# GIVEN DATA

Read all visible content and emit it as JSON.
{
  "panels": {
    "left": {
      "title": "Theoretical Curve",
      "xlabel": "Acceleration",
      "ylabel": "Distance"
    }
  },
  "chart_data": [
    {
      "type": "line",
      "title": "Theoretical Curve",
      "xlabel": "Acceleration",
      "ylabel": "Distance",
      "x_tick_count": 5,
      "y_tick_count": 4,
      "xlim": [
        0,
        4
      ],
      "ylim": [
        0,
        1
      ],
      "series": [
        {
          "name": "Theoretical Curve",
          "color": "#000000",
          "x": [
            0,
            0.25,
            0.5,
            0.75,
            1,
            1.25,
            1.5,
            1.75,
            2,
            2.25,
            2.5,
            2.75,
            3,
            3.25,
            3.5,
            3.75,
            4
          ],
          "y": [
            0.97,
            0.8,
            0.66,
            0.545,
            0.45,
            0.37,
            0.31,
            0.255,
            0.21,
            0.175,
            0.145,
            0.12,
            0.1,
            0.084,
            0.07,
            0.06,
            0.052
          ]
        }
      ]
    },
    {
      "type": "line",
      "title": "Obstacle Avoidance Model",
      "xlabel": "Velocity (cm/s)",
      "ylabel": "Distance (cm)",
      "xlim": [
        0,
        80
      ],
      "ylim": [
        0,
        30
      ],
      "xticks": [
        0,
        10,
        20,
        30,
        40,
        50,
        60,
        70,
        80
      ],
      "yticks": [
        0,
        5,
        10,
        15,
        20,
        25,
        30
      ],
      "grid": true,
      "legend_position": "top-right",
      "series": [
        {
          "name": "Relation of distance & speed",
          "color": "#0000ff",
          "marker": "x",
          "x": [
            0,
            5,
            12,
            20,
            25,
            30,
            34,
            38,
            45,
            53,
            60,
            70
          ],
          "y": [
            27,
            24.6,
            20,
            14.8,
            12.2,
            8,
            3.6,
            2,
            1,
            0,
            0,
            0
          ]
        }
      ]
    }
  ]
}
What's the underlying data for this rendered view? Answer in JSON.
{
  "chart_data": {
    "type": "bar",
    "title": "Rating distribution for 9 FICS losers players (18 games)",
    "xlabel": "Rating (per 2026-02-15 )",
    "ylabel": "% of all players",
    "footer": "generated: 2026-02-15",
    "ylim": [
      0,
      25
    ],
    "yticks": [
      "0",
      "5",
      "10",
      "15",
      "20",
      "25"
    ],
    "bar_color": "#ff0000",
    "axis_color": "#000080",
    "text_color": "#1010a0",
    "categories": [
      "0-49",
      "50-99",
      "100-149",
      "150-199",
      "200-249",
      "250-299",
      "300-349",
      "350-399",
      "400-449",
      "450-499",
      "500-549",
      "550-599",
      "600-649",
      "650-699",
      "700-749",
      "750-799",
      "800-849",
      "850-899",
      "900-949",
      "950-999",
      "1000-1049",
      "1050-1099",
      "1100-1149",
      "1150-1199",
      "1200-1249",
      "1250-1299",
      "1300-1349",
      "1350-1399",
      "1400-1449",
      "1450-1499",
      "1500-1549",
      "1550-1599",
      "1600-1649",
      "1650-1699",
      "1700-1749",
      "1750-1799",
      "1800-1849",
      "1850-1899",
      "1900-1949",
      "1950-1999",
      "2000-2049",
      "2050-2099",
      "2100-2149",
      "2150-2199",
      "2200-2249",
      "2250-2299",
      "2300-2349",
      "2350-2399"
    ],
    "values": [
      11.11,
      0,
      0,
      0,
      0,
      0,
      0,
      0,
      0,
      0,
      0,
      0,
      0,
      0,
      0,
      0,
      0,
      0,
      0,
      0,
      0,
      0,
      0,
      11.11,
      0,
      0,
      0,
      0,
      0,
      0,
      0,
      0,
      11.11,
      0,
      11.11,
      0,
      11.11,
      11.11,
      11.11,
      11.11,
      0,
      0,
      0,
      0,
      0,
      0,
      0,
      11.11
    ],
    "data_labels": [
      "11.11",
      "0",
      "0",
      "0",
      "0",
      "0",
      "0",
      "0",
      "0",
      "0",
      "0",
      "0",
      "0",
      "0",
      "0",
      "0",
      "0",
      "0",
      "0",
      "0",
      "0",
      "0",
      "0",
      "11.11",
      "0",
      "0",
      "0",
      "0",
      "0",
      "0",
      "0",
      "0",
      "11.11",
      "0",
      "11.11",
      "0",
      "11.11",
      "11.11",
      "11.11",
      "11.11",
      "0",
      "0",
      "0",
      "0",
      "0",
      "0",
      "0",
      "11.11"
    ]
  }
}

# TO BE DONE
Please quote every record above exactly as it appears.

# ANSWER TO THE EXERCISE
Read all visible content and emit it as JSON.
{
  "panels": {
    "left": {
      "title": "Theoretical Curve",
      "xlabel": "Acceleration",
      "ylabel": "Distance"
    }
  },
  "chart_data": [
    {
      "type": "line",
      "title": "Theoretical Curve",
      "xlabel": "Acceleration",
      "ylabel": "Distance",
      "x_tick_count": 5,
      "y_tick_count": 4,
      "xlim": [
        0,
        4
      ],
      "ylim": [
        0,
        1
      ],
      "series": [
        {
          "name": "Theoretical Curve",
          "color": "#000000",
          "x": [
            0,
            0.25,
            0.5,
            0.75,
            1,
            1.25,
            1.5,
            1.75,
            2,
            2.25,
            2.5,
            2.75,
            3,
            3.25,
            3.5,
            3.75,
            4
          ],
          "y": [
            0.97,
            0.8,
            0.66,
            0.545,
            0.45,
            0.37,
            0.31,
            0.255,
            0.21,
            0.175,
            0.145,
            0.12,
            0.1,
            0.084,
            0.07,
            0.06,
            0.052
          ]
        }
      ]
    },
    {
      "type": "line",
      "title": "Obstacle Avoidance Model",
      "xlabel": "Velocity (cm/s)",
      "ylabel": "Distance (cm)",
      "xlim": [
        0,
        80
      ],
      "ylim": [
        0,
        30
      ],
      "xticks": [
        0,
        10,
        20,
        30,
        40,
        50,
        60,
        70,
        80
      ],
      "yticks": [
        0,
        5,
        10,
        15,
        20,
        25,
        30
      ],
      "grid": true,
      "legend_position": "top-right",
      "series": [
        {
          "name": "Relation of distance & speed",
          "color": "#0000ff",
          "marker": "x",
          "x": [
            0,
            5,
            12,
            20,
            25,
            30,
            34,
            38,
            45,
            53,
            60,
            70
          ],
          "y": [
            27,
            24.6,
            20,
            14.8,
            12.2,
            8,
            3.6,
            2,
            1,
            0,
            0,
            0
          ]
        }
      ]
    }
  ]
}
What's the underlying data for this rendered view? Answer in JSON.
{
  "chart_data": {
    "type": "bar",
    "title": "Rating distribution for 9 FICS losers players (18 games)",
    "xlabel": "Rating (per 2026-02-15 )",
    "ylabel": "% of all players",
    "footer": "generated: 2026-02-15",
    "ylim": [
      0,
      25
    ],
    "yticks": [
      "0",
      "5",
      "10",
      "15",
      "20",
      "25"
    ],
    "bar_color": "#ff0000",
    "axis_color": "#000080",
    "text_color": "#1010a0",
    "categories": [
      "0-49",
      "50-99",
      "100-149",
      "150-199",
      "200-249",
      "250-299",
      "300-349",
      "350-399",
      "400-449",
      "450-499",
      "500-549",
      "550-599",
      "600-649",
      "650-699",
      "700-749",
      "750-799",
      "800-849",
      "850-899",
      "900-949",
      "950-999",
      "1000-1049",
      "1050-1099",
      "1100-1149",
      "1150-1199",
      "1200-1249",
      "1250-1299",
      "1300-1349",
      "1350-1399",
      "1400-1449",
      "1450-1499",
      "1500-1549",
      "1550-1599",
      "1600-1649",
      "1650-1699",
      "1700-1749",
      "1750-1799",
      "1800-1849",
      "1850-1899",
      "1900-1949",
      "1950-1999",
      "2000-2049",
      "2050-2099",
      "2100-2149",
      "2150-2199",
      "2200-2249",
      "2250-2299",
      "2300-2349",
      "2350-2399"
    ],
    "values": [
      11.11,
      0,
      0,
      0,
      0,
      0,
      0,
      0,
      0,
      0,
      0,
      0,
      0,
      0,
      0,
      0,
      0,
      0,
      0,
      0,
      0,
      0,
      0,
      11.11,
      0,
      0,
      0,
      0,
      0,
      0,
      0,
      0,
      11.11,
      0,
      11.11,
      0,
      11.11,
      11.11,
      11.11,
      11.11,
      0,
      0,
      0,
      0,
      0,
      0,
      0,
      11.11
    ],
    "data_labels": [
      "11.11",
      "0",
      "0",
      "0",
      "0",
      "0",
      "0",
      "0",
      "0",
      "0",
      "0",
      "0",
      "0",
      "0",
      "0",
      "0",
      "0",
      "0",
      "0",
      "0",
      "0",
      "0",
      "0",
      "11.11",
      "0",
      "0",
      "0",
      "0",
      "0",
      "0",
      "0",
      "0",
      "11.11",
      "0",
      "11.11",
      "0",
      "11.11",
      "11.11",
      "11.11",
      "11.11",
      "0",
      "0",
      "0",
      "0",
      "0",
      "0",
      "0",
      "11.11"
    ]
  }
}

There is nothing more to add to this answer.